Reproduce the listing verbatim.
>> BEGIN Task material
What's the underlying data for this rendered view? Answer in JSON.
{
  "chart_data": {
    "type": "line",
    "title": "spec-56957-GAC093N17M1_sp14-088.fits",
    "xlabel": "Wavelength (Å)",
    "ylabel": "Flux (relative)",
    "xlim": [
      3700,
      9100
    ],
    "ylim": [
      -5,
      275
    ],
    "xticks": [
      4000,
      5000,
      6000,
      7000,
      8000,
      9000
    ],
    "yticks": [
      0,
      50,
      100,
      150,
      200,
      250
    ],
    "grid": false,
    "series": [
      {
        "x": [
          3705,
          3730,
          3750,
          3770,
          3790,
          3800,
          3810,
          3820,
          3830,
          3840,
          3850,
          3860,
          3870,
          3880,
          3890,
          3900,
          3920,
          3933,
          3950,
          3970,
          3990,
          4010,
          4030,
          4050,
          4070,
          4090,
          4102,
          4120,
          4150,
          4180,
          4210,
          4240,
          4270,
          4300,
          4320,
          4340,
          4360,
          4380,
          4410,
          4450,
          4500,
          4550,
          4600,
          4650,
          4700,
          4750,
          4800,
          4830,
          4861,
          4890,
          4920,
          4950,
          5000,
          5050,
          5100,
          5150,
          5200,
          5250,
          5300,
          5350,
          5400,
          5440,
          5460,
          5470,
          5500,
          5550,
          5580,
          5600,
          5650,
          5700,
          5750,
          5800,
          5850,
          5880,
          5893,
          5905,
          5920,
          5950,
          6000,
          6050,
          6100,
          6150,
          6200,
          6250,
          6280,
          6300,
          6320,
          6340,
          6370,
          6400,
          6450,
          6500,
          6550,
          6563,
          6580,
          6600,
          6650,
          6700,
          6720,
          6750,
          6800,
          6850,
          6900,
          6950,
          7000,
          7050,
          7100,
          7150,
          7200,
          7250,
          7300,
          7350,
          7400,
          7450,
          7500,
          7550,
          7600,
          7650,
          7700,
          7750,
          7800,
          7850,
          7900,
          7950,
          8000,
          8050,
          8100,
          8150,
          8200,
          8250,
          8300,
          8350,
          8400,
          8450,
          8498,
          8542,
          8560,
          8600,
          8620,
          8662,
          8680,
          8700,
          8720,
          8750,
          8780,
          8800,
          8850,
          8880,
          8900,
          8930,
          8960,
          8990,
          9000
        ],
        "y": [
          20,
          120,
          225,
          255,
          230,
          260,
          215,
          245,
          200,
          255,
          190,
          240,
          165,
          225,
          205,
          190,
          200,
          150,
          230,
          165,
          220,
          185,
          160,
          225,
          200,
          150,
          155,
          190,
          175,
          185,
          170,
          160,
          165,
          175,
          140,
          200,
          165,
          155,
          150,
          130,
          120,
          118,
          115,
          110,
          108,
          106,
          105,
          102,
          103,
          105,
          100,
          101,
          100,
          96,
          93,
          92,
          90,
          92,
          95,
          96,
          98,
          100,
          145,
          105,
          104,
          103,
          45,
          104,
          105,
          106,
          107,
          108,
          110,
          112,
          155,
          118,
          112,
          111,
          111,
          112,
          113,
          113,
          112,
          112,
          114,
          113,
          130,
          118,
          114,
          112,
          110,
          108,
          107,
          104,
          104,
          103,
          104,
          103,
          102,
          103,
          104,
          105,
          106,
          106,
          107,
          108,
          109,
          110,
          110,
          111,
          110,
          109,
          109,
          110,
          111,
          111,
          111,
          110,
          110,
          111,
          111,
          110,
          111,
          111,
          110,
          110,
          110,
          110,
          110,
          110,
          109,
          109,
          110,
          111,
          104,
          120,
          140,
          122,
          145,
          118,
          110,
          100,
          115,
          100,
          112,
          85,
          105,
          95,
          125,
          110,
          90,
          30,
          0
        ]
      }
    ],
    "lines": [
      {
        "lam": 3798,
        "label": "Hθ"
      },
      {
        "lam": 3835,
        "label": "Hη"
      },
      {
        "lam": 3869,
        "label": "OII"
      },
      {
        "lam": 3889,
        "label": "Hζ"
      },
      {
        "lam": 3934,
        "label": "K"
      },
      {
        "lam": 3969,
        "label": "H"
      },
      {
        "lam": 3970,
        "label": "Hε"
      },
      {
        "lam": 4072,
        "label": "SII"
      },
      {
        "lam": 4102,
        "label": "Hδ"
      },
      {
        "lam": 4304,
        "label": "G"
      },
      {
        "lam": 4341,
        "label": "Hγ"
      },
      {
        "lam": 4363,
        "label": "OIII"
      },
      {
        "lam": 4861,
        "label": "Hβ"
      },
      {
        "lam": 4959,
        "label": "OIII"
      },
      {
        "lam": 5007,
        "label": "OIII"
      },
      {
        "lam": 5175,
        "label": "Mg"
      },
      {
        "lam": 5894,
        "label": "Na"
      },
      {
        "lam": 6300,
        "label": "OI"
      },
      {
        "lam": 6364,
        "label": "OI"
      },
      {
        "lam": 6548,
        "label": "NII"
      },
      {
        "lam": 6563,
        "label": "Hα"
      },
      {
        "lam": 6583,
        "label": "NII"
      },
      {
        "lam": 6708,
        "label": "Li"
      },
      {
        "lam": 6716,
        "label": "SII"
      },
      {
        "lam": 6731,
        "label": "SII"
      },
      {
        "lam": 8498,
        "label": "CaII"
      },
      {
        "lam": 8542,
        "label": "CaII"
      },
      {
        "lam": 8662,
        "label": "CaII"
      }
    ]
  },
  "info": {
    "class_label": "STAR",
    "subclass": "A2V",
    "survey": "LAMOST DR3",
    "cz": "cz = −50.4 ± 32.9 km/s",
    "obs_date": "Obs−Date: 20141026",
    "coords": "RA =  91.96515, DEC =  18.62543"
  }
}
>> END Task material
== Full output ==
What's the underlying data for this rendered view? Answer in JSON.
{
  "chart_data": {
    "type": "line",
    "title": "spec-56957-GAC093N17M1_sp14-088.fits",
    "xlabel": "Wavelength (Å)",
    "ylabel": "Flux (relative)",
    "xlim": [
      3700,
      9100
    ],
    "ylim": [
      -5,
      275
    ],
    "xticks": [
      4000,
      5000,
      6000,
      7000,
      8000,
      9000
    ],
    "yticks": [
      0,
      50,
      100,
      150,
      200,
      250
    ],
    "grid": false,
    "series": [
      {
        "x": [
          3705,
          3730,
          3750,
          3770,
          3790,
          3800,
          3810,
          3820,
          3830,
          3840,
          3850,
          3860,
          3870,
          3880,
          3890,
          3900,
          3920,
          3933,
          3950,
          3970,
          3990,
          4010,
          4030,
          4050,
          4070,
          4090,
          4102,
          4120,
          4150,
          4180,
          4210,
          4240,
          4270,
          4300,
          4320,
          4340,
          4360,
          4380,
          4410,
          4450,
          4500,
          4550,
          4600,
          4650,
          4700,
          4750,
          4800,
          4830,
          4861,
          4890,
          4920,
          4950,
          5000,
          5050,
          5100,
          5150,
          5200,
          5250,
          5300,
          5350,
          5400,
          5440,
          5460,
          5470,
          5500,
          5550,
          5580,
          5600,
          5650,
          5700,
          5750,
          5800,
          5850,
          5880,
          5893,
          5905,
          5920,
          5950,
          6000,
          6050,
          6100,
          6150,
          6200,
          6250,
          6280,
          6300,
          6320,
          6340,
          6370,
          6400,
          6450,
          6500,
          6550,
          6563,
          6580,
          6600,
          6650,
          6700,
          6720,
          6750,
          6800,
          6850,
          6900,
          6950,
          7000,
          7050,
          7100,
          7150,
          7200,
          7250,
          7300,
          7350,
          7400,
          7450,
          7500,
          7550,
          7600,
          7650,
          7700,
          7750,
          7800,
          7850,
          7900,
          7950,
          8000,
          8050,
          8100,
          8150,
          8200,
          8250,
          8300,
          8350,
          8400,
          8450,
          8498,
          8542,
          8560,
          8600,
          8620,
          8662,
          8680,
          8700,
          8720,
          8750,
          8780,
          8800,
          8850,
          8880,
          8900,
          8930,
          8960,
          8990,
          9000
        ],
        "y": [
          20,
          120,
          225,
          255,
          230,
          260,
          215,
          245,
          200,
          255,
          190,
          240,
          165,
          225,
          205,
          190,
          200,
          150,
          230,
          165,
          220,
          185,
          160,
          225,
          200,
          150,
          155,
          190,
          175,
          185,
          170,
          160,
          165,
          175,
          140,
          200,
          165,
          155,
          150,
          130,
          120,
          118,
          115,
          110,
          108,
          106,
          105,
          102,
          103,
          105,
          100,
          101,
          100,
          96,
          93,
          92,
          90,
          92,
          95,
          96,
          98,
          100,
          145,
          105,
          104,
          103,
          45,
          104,
          105,
          106,
          107,
          108,
          110,
          112,
          155,
          118,
          112,
          111,
          111,
          112,
          113,
          113,
          112,
          112,
          114,
          113,
          130,
          118,
          114,
          112,
          110,
          108,
          107,
          104,
          104,
          103,
          104,
          103,
          102,
          103,
          104,
          105,
          106,
          106,
          107,
          108,
          109,
          110,
          110,
          111,
          110,
          109,
          109,
          110,
          111,
          111,
          111,
          110,
          110,
          111,
          111,
          110,
          111,
          111,
          110,
          110,
          110,
          110,
          110,
          110,
          109,
          109,
          110,
          111,
          104,
          120,
          140,
          122,
          145,
          118,
          110,
          100,
          115,
          100,
          112,
          85,
          105,
          95,
          125,
          110,
          90,
          30,
          0
        ]
      }
    ],
    "lines": [
      {
        "lam": 3798,
        "label": "Hθ"
      },
      {
        "lam": 3835,
        "label": "Hη"
      },
      {
        "lam": 3869,
        "label": "OII"
      },
      {
        "lam": 3889,
        "label": "Hζ"
      },
      {
        "lam": 3934,
        "label": "K"
      },
      {
        "lam": 3969,
        "label": "H"
      },
      {
        "lam": 3970,
        "label": "Hε"
      },
      {
        "lam": 4072,
        "label": "SII"
      },
      {
        "lam": 4102,
        "label": "Hδ"
      },
      {
        "lam": 4304,
        "label": "G"
      },
      {
        "lam": 4341,
        "label": "Hγ"
      },
      {
        "lam": 4363,
        "label": "OIII"
      },
      {
        "lam": 4861,
        "label": "Hβ"
      },
      {
        "lam": 4959,
        "label": "OIII"
      },
      {
        "lam": 5007,
        "label": "OIII"
      },
      {
        "lam": 5175,
        "label": "Mg"
      },
      {
        "lam": 5894,
        "label": "Na"
      },
      {
        "lam": 6300,
        "label": "OI"
      },
      {
        "lam": 6364,
        "label": "OI"
      },
      {
        "lam": 6548,
        "label": "NII"
      },
      {
        "lam": 6563,
        "label": "Hα"
      },
      {
        "lam": 6583,
        "label": "NII"
      },
      {
        "lam": 6708,
        "label": "Li"
      },
      {
        "lam": 6716,
        "label": "SII"
      },
      {
        "lam": 6731,
        "label": "SII"
      },
      {
        "lam": 8498,
        "label": "CaII"
      },
      {
        "lam": 8542,
        "label": "CaII"
      },
      {
        "lam": 8662,
        "label": "CaII"
      }
    ]
  },
  "info": {
    "class_label": "STAR",
    "subclass": "A2V",
    "survey": "LAMOST DR3",
    "cz": "cz = −50.4 ± 32.9 km/s",
    "obs_date": "Obs−Date: 20141026",
    "coords": "RA =  91.96515, DEC =  18.62543"
  }
}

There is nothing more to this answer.